:: Page extract

Layer 1. Every node in this layer computes one active triangular-shaped membership function. In virtue of (i), each input is concerned with two membership functions per dimension. Therefore, we have only 2n active nodes in this layer, independent of the number of antecedents per input dimension. In addition, due to (iii), each pair of active nodes  $(O_i^{(1)}, \overline{O}_i^{(1)})$  are complementary, that is  $O_i^{(1)} + \overline{O}_i^{(1)} = 1$ , where the upper bar means fuzzy complement (see Fig. 4). The node outputs are as follows:

$$\begin{cases} O_i^{(1)} = \mu_i^{r_i^0}(x_i^0) = a_i^{r_i^0}(x_i^0 - b_i^{r_i^0}) \\ \overline{O}_i^{(1)} = 1 - \mu_i^{r_i^0}(x_i^0) \end{cases}, \ 1 \le i \le n, \end{cases}$$
(7)

the super-index  $r_i^0$  denotes the active interval of the *i*-th input,  $a_i^{r_i^0}$  denotes the positive slope of the active semi-triangles, and  $b_i^{r_i^0}$  is the offset of the interval with respect to the origin.

Layer 2. Each node in this layer generates a multilinear output which represents the firing strength of a rule; each multilinear term consists in the product of n linear terms like (7). The rules with non-zero firing strength are only those associated with the active neurons in layer 2 (only one pair of complementary neurons per input), that is,  $2^n$  active rules. If **j** 

denotes the neuron index (*j*) of layer 2, but codified as an *n*-bit binary word,  $\mathbf{j} = (j_n j_{n-1} \dots j_1)$ , then,

$$O_{j}^{(2)} = w_{j} = \prod_{i=1}^{n} \phi_{j_{i}}, \text{ with } \phi_{j_{i}} = \begin{cases} O_{i}^{(1)} \text{ if } j_{i} = 1\\ \overline{O}_{i}^{(1)} \text{ if } j_{i} = 0 \end{cases}, 0 \le j \le 2^{n} - 1.$$
(8)

The notation that we propose above is useful for HW description purposes because the bits of the neuron index can be directly used to construct the set of active rules by selecting all possible combinations of neurons (`1') and their complements (`0').

Layer 3. Taking into account constraint (iii), it can easily be proved [4] that  $\sum_{j=0}^{2^n-1} w_j = 1$ , therefore the normalization layer

(5) disappears because the divide operation is unnecessary. Finally, the output layer is reduced to the sum of  $2^n$  product terms,

$$O^{(3)} = \sum_{j=0}^{2^{n}-1} O_{j}^{(2)} c_{j}^{0} = \sum_{j=0}^{2^{n}-1} w_{j} c_{j}^{0} = y$$
(9)

where  $c_j^0$  denotes the active consequents. It has been seen that the main benefits of constraints (i) to (iii) on the general ANFIS architecture are a reduction of the number of neurons per layer (layers 1 and 2) due to the activation of a reduced number of antecedents, the elimination of the normalization layer, and a simplification of the network arithmetic.

::::

The problem.
In one to three sentences, explain why the normalization layer disappears, according to the page extract on the simplified ANFIS layers.

:: Record list

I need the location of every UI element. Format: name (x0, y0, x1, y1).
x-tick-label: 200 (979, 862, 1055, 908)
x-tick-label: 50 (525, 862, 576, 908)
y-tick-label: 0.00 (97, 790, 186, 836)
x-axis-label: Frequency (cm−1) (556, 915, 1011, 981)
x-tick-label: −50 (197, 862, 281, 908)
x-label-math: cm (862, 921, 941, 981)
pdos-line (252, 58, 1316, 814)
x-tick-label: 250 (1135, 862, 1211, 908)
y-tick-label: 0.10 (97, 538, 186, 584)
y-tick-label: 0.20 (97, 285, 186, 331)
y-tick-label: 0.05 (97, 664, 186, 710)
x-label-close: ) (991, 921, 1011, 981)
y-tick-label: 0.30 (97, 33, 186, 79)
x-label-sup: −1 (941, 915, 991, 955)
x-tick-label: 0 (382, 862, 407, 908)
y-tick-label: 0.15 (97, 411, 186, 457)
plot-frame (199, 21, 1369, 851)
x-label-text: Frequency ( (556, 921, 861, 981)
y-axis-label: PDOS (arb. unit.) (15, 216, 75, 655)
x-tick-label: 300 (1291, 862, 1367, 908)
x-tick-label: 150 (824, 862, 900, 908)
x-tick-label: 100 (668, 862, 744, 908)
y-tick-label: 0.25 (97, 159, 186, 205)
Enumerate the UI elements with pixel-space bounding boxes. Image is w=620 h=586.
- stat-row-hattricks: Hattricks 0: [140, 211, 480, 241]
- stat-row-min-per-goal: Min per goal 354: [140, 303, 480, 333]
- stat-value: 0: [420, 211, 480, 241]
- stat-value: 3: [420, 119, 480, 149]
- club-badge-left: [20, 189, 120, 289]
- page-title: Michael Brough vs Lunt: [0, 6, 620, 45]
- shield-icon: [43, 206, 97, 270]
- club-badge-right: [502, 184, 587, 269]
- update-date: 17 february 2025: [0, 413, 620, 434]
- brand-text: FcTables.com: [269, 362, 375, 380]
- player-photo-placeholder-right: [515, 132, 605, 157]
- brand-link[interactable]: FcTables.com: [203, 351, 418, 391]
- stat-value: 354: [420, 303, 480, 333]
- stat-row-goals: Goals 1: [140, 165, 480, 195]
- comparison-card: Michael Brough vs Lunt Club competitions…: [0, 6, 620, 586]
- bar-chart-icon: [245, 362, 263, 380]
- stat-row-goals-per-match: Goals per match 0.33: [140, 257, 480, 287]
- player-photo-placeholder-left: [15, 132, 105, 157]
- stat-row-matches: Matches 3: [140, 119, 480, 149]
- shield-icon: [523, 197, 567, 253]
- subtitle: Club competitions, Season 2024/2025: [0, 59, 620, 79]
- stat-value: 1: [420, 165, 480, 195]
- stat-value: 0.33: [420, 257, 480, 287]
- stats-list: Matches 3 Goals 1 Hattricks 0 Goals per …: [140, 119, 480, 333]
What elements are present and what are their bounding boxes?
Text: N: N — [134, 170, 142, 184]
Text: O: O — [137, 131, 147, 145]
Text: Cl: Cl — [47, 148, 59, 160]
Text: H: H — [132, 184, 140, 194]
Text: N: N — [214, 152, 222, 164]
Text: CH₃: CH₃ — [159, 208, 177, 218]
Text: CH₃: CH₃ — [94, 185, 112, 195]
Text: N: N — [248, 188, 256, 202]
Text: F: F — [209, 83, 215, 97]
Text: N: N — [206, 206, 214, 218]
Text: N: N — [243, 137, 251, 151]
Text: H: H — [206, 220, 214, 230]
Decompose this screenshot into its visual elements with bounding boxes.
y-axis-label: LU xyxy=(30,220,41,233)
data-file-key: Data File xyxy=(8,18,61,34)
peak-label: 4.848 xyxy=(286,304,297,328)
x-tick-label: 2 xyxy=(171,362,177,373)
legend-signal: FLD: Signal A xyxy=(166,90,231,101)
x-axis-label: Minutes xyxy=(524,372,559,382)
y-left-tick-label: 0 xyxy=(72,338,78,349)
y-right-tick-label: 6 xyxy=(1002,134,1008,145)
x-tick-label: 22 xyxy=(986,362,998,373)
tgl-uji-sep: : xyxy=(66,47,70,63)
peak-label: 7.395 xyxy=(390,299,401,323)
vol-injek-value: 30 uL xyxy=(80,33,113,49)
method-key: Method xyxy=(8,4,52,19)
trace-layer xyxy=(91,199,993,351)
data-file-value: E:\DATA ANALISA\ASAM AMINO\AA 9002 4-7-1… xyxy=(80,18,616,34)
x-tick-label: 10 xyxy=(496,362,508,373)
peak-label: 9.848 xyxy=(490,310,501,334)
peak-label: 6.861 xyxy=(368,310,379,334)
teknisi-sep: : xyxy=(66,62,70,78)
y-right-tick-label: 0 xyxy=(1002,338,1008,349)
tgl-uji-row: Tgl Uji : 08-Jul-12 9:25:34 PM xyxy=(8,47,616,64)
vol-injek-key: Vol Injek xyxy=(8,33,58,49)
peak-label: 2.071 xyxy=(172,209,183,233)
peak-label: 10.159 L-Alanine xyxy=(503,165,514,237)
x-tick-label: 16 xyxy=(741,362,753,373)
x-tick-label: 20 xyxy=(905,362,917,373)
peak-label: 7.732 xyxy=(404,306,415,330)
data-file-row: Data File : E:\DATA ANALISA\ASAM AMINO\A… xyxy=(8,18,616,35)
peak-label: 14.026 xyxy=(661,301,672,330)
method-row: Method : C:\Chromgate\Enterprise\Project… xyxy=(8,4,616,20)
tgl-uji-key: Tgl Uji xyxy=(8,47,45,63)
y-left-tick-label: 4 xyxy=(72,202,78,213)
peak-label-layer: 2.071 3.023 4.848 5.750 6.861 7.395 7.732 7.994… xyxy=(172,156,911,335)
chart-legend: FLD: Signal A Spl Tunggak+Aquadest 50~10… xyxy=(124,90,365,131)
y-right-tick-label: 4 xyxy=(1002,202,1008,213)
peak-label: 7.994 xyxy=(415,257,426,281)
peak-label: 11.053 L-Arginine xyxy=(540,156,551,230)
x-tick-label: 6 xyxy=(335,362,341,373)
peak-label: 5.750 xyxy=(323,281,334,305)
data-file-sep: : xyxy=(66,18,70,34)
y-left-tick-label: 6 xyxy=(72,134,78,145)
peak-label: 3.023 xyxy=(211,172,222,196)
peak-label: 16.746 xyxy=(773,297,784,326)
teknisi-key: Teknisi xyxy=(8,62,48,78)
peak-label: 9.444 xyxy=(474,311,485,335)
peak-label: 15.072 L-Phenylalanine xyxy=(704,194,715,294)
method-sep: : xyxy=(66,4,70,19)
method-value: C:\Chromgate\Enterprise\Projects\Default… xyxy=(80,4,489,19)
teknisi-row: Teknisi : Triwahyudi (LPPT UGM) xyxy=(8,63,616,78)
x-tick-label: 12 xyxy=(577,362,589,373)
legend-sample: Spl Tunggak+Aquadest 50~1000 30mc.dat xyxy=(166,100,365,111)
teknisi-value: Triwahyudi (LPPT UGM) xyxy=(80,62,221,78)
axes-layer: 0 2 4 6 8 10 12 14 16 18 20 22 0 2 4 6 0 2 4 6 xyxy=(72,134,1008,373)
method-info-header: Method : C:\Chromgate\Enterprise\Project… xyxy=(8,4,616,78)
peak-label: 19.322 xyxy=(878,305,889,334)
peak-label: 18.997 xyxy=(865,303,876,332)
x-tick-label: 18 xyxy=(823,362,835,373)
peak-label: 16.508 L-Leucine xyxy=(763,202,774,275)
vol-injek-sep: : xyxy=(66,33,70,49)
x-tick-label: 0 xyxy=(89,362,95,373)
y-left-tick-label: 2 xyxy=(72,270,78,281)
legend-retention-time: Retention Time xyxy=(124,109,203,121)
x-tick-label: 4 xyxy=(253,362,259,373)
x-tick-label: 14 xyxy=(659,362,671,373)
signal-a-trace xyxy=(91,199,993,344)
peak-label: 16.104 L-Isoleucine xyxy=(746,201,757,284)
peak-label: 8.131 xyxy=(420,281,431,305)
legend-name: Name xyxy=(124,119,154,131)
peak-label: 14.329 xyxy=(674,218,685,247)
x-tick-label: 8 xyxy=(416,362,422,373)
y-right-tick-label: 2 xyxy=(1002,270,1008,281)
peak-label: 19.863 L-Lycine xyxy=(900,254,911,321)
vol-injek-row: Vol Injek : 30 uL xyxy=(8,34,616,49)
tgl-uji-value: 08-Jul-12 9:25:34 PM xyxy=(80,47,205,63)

::::

Reply.
Because of constraint (iii), the firing strengths w_j of the 2^n active rules sum to 1, so the divide operation is unnecessary. The normalization layer therefore disappears, and the output layer reduces to the sum of 2^n product terms.